START EXTRACT TO READ
Fareway Stores, Inc.
- Trade name: Fareway Meat & Grocery
- Formerly: Fareway Economical Food Stores
- Company type: Private
- Industry: Retail
- Founded: 1938 (88 years ago) in Boone, Iowa, U.S.
- Founder: Paul S. Beckwith
- Headquarters: Johnston, Iowa, U.S.
- Number of locations: 141 (2025)
- Key people: P. Sue Beckwith, MD, Chairman of the Board Reynolds W. Cramer, CEO Garrett S. Piklapp, President
- Products: Bakery, dairy, delicatessen, frozen foods, grocery, lottery, pharmacy, produce, meats, snack food, liquor, flowers, and Western Union
- Revenue: US$1.5 billion (2021)
- Owner: Beckwith family
- Number of employees: 12,000+
- Subsidiaries: FarewayMeatMarket.com Midwest Quality Wholesale McGonigle's KC BBQ + Catering Brewer Foods
- Website: fareway.com

= Fareway =

American grocery store chain

Fareway Stores, Inc. is a Midwest grocery store chain based in Boone, Iowa. It operates 137 grocery store locations in Iowa, Illinois, Minnesota, Nebraska, South Dakota, Kansas, and Missouri.

==History==
On May 12, 1938, Paul S. Beckwith opened the first Fareway store in Boone, Iowa located at 624 Story Street. Beckwith chose the name "Fareway" as he emphasized treating customers and employees fairly. By 1950, there were 6 locations across Iowa.
END EXTRACT TO READ
**TASK TO COMPLETE**
Extend the text on the Fareway grocery chain, picking up after its final sentence. The material after this point comes from an unrelated source.
START SOURCE DATA
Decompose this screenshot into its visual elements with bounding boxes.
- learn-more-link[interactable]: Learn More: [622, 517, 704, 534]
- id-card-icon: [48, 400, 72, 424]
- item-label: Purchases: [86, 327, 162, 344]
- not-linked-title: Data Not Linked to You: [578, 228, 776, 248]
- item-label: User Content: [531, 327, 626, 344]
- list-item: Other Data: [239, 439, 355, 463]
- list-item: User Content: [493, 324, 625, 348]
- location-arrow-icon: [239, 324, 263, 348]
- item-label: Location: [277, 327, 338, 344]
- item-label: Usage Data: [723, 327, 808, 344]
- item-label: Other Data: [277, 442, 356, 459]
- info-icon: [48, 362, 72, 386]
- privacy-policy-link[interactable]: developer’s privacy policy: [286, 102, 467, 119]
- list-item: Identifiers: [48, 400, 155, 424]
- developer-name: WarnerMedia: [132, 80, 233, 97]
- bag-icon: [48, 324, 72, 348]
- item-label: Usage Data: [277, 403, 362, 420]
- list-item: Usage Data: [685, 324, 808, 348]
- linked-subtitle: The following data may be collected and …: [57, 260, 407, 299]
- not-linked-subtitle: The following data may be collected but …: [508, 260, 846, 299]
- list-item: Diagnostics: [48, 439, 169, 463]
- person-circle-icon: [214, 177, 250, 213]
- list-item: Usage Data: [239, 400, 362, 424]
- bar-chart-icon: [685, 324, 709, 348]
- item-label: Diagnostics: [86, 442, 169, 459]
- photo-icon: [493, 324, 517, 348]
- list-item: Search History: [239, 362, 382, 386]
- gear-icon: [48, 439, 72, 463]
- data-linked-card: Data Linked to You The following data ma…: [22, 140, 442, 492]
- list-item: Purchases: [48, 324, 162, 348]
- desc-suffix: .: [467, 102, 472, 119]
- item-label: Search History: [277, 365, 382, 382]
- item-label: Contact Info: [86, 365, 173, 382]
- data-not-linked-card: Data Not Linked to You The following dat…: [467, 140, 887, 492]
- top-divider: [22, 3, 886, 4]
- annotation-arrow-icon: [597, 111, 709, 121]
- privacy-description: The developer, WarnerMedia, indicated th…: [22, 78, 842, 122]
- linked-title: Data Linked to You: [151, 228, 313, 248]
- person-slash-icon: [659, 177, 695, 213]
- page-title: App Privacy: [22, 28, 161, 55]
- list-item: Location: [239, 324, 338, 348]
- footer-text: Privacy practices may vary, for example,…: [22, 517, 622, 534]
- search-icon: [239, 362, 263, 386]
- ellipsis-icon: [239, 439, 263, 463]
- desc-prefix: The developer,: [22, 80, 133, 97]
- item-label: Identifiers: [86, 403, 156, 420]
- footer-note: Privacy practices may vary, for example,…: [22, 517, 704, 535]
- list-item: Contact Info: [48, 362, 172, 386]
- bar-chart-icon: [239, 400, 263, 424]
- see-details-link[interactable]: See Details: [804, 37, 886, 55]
END SOURCE DATA
**RESPONSE AREA**
On February 23, 1964, a massive fire caused $1 million in damages to the original Fareway store and warehouse in Boone.

In 2013, Fareway expanded and opened its first store outside of Iowa, opening a store in Tea, South Dakota.

In December 2018, Fareway announced a new plan to help eligible full-time employees pay off their student loan debt. This benefit gives $100 a month with an upper limit of $5,000 total. This adds Fareway Stores, Inc. to the roughly four percent of companies across the nation that offer employee benefits concerning student loan debt.

In 2024, Fareway moved their headquarters from Boone, Iowa to Johnston, Iowa. The current CEO, Reynolds Cramer, officially announced the company's departure from Boone in 2023.